EXERCISE DIRECTIONS: Check each line of the listing below for the word "this" and say how many lines have it. Nothing else should be written.

========================================================================

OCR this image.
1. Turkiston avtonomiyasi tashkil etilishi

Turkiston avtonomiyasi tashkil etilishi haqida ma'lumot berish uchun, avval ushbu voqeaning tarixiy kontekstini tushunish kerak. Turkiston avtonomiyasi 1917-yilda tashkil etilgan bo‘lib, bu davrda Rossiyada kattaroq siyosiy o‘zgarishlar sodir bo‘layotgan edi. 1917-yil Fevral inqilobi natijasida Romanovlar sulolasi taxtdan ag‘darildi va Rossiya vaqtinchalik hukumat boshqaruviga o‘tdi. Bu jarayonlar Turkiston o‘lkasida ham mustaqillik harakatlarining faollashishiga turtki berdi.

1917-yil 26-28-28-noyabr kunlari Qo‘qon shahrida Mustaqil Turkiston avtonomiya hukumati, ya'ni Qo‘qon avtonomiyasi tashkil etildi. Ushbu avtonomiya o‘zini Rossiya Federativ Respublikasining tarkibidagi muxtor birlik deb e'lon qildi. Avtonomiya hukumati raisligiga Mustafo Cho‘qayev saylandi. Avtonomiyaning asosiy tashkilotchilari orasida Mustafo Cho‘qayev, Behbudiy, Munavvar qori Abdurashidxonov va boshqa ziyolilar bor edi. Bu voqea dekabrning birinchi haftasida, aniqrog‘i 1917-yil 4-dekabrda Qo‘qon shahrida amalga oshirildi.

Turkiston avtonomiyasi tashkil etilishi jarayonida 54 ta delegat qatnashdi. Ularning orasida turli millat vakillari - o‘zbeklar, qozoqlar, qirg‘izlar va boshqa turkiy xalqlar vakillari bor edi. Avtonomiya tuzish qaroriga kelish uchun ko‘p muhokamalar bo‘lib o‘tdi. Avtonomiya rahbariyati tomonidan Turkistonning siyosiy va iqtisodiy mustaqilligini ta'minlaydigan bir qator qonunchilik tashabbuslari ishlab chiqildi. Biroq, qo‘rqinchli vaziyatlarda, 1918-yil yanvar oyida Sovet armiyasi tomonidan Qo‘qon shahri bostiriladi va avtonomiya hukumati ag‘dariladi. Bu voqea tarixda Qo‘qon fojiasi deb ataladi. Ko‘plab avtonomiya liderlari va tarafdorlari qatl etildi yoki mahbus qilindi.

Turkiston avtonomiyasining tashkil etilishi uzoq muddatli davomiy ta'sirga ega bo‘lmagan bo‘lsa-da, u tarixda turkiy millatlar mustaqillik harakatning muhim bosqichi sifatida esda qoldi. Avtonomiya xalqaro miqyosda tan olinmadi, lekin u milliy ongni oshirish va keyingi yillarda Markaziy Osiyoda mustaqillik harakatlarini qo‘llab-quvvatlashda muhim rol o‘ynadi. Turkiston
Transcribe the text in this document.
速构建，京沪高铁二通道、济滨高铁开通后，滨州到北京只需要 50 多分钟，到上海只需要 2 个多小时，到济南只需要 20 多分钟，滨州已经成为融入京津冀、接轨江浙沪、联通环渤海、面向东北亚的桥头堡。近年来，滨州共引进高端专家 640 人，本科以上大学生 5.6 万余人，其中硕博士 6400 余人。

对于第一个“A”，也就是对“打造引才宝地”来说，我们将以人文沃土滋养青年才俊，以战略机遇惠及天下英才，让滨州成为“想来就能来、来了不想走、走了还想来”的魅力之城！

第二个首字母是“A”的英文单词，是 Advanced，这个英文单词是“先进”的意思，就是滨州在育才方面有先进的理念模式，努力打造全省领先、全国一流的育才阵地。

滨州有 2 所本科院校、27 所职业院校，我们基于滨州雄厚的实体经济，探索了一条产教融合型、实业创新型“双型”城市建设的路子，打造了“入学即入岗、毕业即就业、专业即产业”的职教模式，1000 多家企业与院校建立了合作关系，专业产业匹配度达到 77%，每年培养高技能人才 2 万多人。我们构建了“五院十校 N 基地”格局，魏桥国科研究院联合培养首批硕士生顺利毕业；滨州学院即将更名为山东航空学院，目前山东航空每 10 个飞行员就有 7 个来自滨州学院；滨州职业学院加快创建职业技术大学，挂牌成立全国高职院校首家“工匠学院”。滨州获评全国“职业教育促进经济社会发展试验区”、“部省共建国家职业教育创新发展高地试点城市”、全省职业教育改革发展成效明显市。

========================================================================

RESULT OF THE EXERCISE: 2